DIRECTIONS: Write out each entry, exactly the way it appears.

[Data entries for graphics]
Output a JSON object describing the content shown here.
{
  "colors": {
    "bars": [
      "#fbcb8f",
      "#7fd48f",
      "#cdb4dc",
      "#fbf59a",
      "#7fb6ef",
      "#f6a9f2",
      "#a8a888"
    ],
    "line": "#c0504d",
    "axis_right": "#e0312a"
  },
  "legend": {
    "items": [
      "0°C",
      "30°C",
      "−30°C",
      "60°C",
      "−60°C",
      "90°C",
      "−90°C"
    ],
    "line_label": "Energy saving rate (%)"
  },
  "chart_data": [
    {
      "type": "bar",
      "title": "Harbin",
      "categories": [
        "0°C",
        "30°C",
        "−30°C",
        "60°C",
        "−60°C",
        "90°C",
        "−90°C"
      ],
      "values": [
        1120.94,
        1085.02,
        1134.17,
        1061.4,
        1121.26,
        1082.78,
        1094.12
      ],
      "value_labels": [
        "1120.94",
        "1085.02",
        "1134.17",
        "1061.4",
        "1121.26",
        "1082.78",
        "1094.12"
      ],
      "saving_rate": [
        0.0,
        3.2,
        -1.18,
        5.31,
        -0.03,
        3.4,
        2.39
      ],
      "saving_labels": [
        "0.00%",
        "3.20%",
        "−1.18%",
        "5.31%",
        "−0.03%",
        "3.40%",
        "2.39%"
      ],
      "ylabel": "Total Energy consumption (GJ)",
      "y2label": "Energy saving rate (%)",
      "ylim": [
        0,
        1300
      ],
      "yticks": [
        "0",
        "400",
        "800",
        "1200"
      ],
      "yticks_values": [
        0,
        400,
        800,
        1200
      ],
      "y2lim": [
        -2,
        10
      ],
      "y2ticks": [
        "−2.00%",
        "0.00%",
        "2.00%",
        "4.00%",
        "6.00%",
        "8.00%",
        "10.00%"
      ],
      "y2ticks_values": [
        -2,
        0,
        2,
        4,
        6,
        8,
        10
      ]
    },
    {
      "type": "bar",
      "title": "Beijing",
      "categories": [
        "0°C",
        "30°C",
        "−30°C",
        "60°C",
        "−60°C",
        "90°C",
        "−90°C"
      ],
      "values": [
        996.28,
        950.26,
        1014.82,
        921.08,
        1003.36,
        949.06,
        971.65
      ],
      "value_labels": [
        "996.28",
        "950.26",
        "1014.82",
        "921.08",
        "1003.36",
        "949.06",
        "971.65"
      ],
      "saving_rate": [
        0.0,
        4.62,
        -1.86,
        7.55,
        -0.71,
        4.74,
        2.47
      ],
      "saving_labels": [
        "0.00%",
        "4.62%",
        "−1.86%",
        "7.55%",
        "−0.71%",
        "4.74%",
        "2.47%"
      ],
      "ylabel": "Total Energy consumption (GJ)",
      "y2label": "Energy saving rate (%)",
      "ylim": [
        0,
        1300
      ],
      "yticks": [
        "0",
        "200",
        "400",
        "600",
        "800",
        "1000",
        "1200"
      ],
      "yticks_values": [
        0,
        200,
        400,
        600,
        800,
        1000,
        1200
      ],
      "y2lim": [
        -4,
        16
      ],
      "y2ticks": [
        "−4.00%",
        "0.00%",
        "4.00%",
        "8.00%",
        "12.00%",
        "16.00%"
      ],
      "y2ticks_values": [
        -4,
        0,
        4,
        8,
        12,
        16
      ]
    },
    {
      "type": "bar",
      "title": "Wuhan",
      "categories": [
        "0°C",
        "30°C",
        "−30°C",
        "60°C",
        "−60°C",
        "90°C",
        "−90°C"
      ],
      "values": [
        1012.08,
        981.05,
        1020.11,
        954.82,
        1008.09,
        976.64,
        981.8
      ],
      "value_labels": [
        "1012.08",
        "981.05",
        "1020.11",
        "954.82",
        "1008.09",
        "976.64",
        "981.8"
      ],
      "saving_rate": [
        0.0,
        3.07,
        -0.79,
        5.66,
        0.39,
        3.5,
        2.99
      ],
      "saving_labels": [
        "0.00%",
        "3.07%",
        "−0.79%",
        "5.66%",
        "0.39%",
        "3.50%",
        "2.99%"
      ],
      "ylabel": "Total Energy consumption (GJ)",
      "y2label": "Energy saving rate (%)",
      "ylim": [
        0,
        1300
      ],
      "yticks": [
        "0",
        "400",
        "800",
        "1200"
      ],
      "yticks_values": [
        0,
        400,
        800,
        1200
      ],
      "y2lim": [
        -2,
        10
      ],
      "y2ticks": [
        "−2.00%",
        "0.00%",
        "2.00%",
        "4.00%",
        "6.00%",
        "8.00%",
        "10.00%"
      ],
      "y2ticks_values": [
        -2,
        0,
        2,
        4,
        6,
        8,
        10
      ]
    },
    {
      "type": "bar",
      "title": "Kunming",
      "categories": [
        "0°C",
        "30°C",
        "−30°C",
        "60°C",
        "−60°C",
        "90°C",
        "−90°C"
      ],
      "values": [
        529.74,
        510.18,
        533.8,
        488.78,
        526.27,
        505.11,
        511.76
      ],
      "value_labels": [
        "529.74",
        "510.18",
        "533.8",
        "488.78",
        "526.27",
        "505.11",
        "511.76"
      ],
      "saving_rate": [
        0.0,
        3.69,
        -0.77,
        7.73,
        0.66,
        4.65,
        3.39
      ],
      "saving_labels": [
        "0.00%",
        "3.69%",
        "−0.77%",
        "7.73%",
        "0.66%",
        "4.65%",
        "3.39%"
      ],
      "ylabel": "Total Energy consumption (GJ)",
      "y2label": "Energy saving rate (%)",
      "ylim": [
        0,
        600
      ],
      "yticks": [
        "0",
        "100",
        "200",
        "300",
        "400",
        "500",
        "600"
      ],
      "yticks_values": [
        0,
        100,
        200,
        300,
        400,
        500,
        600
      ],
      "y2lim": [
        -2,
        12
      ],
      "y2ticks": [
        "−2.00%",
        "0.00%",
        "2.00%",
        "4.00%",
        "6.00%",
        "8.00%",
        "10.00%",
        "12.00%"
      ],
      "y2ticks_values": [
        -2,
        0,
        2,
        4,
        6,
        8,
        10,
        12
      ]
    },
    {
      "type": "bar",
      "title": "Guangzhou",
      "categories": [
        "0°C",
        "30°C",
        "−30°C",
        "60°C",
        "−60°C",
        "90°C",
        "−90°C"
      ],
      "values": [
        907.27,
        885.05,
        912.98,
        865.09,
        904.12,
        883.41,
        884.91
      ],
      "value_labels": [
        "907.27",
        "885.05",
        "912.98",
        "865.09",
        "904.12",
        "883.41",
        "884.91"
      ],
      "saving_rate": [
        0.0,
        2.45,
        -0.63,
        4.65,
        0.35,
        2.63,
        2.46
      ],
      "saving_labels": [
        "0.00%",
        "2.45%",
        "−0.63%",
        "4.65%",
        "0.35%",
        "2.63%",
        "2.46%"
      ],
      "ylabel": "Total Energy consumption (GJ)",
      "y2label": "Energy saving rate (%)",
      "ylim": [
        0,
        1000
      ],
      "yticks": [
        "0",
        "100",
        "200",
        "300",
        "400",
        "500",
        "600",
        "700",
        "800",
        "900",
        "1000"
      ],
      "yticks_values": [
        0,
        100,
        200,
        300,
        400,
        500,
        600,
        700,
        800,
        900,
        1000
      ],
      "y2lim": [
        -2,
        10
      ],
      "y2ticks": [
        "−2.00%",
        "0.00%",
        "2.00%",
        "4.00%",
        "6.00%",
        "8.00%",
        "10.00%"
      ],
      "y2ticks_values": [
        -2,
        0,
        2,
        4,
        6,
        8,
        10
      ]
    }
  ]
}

THE OUTPUT:
Output a JSON object describing the content shown here.
{
  "colors": {
    "bars": [
      "#fbcb8f",
      "#7fd48f",
      "#cdb4dc",
      "#fbf59a",
      "#7fb6ef",
      "#f6a9f2",
      "#a8a888"
    ],
    "line": "#c0504d",
    "axis_right": "#e0312a"
  },
  "legend": {
    "items": [
      "0°C",
      "30°C",
      "−30°C",
      "60°C",
      "−60°C",
      "90°C",
      "−90°C"
    ],
    "line_label": "Energy saving rate (%)"
  },
  "chart_data": [
    {
      "type": "bar",
      "title": "Harbin",
      "categories": [
        "0°C",
        "30°C",
        "−30°C",
        "60°C",
        "−60°C",
        "90°C",
        "−90°C"
      ],
      "values": [
        1120.94,
        1085.02,
        1134.17,
        1061.4,
        1121.26,
        1082.78,
        1094.12
      ],
      "value_labels": [
        "1120.94",
        "1085.02",
        "1134.17",
        "1061.4",
        "1121.26",
        "1082.78",
        "1094.12"
      ],
      "saving_rate": [
        0.0,
        3.2,
        -1.18,
        5.31,
        -0.03,
        3.4,
        2.39
      ],
      "saving_labels": [
        "0.00%",
        "3.20%",
        "−1.18%",
        "5.31%",
        "−0.03%",
        "3.40%",
        "2.39%"
      ],
      "ylabel": "Total Energy consumption (GJ)",
      "y2label": "Energy saving rate (%)",
      "ylim": [
        0,
        1300
      ],
      "yticks": [
        "0",
        "400",
        "800",
        "1200"
      ],
      "yticks_values": [
        0,
        400,
        800,
        1200
      ],
      "y2lim": [
        -2,
        10
      ],
      "y2ticks": [
        "−2.00%",
        "0.00%",
        "2.00%",
        "4.00%",
        "6.00%",
        "8.00%",
        "10.00%"
      ],
      "y2ticks_values": [
        -2,
        0,
        2,
        4,
        6,
        8,
        10
      ]
    },
    {
      "type": "bar",
      "title": "Beijing",
      "categories": [
        "0°C",
        "30°C",
        "−30°C",
        "60°C",
        "−60°C",
        "90°C",
        "−90°C"
      ],
      "values": [
        996.28,
        950.26,
        1014.82,
        921.08,
        1003.36,
        949.06,
        971.65
      ],
      "value_labels": [
        "996.28",
        "950.26",
        "1014.82",
        "921.08",
        "1003.36",
        "949.06",
        "971.65"
      ],
      "saving_rate": [
        0.0,
        4.62,
        -1.86,
        7.55,
        -0.71,
        4.74,
        2.47
      ],
      "saving_labels": [
        "0.00%",
        "4.62%",
        "−1.86%",
        "7.55%",
        "−0.71%",
        "4.74%",
        "2.47%"
      ],
      "ylabel": "Total Energy consumption (GJ)",
      "y2label": "Energy saving rate (%)",
      "ylim": [
        0,
        1300
      ],
      "yticks": [
        "0",
        "200",
        "400",
        "600",
        "800",
        "1000",
        "1200"
      ],
      "yticks_values": [
        0,
        200,
        400,
        600,
        800,
        1000,
        1200
      ],
      "y2lim": [
        -4,
        16
      ],
      "y2ticks": [
        "−4.00%",
        "0.00%",
        "4.00%",
        "8.00%",
        "12.00%",
        "16.00%"
      ],
      "y2ticks_values": [
        -4,
        0,
        4,
        8,
        12,
        16
      ]
    },
    {
      "type": "bar",
      "title": "Wuhan",
      "categories": [
        "0°C",
        "30°C",
        "−30°C",
        "60°C",
        "−60°C",
        "90°C",
        "−90°C"
      ],
      "values": [
        1012.08,
        981.05,
        1020.11,
        954.82,
        1008.09,
        976.64,
        981.8
      ],
      "value_labels": [
        "1012.08",
        "981.05",
        "1020.11",
        "954.82",
        "1008.09",
        "976.64",
        "981.8"
      ],
      "saving_rate": [
        0.0,
        3.07,
        -0.79,
        5.66,
        0.39,
        3.5,
        2.99
      ],
      "saving_labels": [
        "0.00%",
        "3.07%",
        "−0.79%",
        "5.66%",
        "0.39%",
        "3.50%",
        "2.99%"
      ],
      "ylabel": "Total Energy consumption (GJ)",
      "y2label": "Energy saving rate (%)",
      "ylim": [
        0,
        1300
      ],
      "yticks": [
        "0",
        "400",
        "800",
        "1200"
      ],
      "yticks_values": [
        0,
        400,
        800,
        1200
      ],
      "y2lim": [
        -2,
        10
      ],
      "y2ticks": [
        "−2.00%",
        "0.00%",
        "2.00%",
        "4.00%",
        "6.00%",
        "8.00%",
        "10.00%"
      ],
      "y2ticks_values": [
        -2,
        0,
        2,
        4,
        6,
        8,
        10
      ]
    },
    {
      "type": "bar",
      "title": "Kunming",
      "categories": [
        "0°C",
        "30°C",
        "−30°C",
        "60°C",
        "−60°C",
        "90°C",
        "−90°C"
      ],
      "values": [
        529.74,
        510.18,
        533.8,
        488.78,
        526.27,
        505.11,
        511.76
      ],
      "value_labels": [
        "529.74",
        "510.18",
        "533.8",
        "488.78",
        "526.27",
        "505.11",
        "511.76"
      ],
      "saving_rate": [
        0.0,
        3.69,
        -0.77,
        7.73,
        0.66,
        4.65,
        3.39
      ],
      "saving_labels": [
        "0.00%",
        "3.69%",
        "−0.77%",
        "7.73%",
        "0.66%",
        "4.65%",
        "3.39%"
      ],
      "ylabel": "Total Energy consumption (GJ)",
      "y2label": "Energy saving rate (%)",
      "ylim": [
        0,
        600
      ],
      "yticks": [
        "0",
        "100",
        "200",
        "300",
        "400",
        "500",
        "600"
      ],
      "yticks_values": [
        0,
        100,
        200,
        300,
        400,
        500,
        600
      ],
      "y2lim": [
        -2,
        12
      ],
      "y2ticks": [
        "−2.00%",
        "0.00%",
        "2.00%",
        "4.00%",
        "6.00%",
        "8.00%",
        "10.00%",
        "12.00%"
      ],
      "y2ticks_values": [
        -2,
        0,
        2,
        4,
        6,
        8,
        10,
        12
      ]
    },
    {
      "type": "bar",
      "title": "Guangzhou",
      "categories": [
        "0°C",
        "30°C",
        "−30°C",
        "60°C",
        "−60°C",
        "90°C",
        "−90°C"
      ],
      "values": [
        907.27,
        885.05,
        912.98,
        865.09,
        904.12,
        883.41,
        884.91
      ],
      "value_labels": [
        "907.27",
        "885.05",
        "912.98",
        "865.09",
        "904.12",
        "883.41",
        "884.91"
      ],
      "saving_rate": [
        0.0,
        2.45,
        -0.63,
        4.65,
        0.35,
        2.63,
        2.46
      ],
      "saving_labels": [
        "0.00%",
        "2.45%",
        "−0.63%",
        "4.65%",
        "0.35%",
        "2.63%",
        "2.46%"
      ],
      "ylabel": "Total Energy consumption (GJ)",
      "y2label": "Energy saving rate (%)",
      "ylim": [
        0,
        1000
      ],
      "yticks": [
        "0",
        "100",
        "200",
        "300",
        "400",
        "500",
        "600",
        "700",
        "800",
        "900",
        "1000"
      ],
      "yticks_values": [
        0,
        100,
        200,
        300,
        400,
        500,
        600,
        700,
        800,
        900,
        1000
      ],
      "y2lim": [
        -2,
        10
      ],
      "y2ticks": [
        "−2.00%",
        "0.00%",
        "2.00%",
        "4.00%",
        "6.00%",
        "8.00%",
        "10.00%"
      ],
      "y2ticks_values": [
        -2,
        0,
        2,
        4,
        6,
        8,
        10
      ]
    }
  ]
}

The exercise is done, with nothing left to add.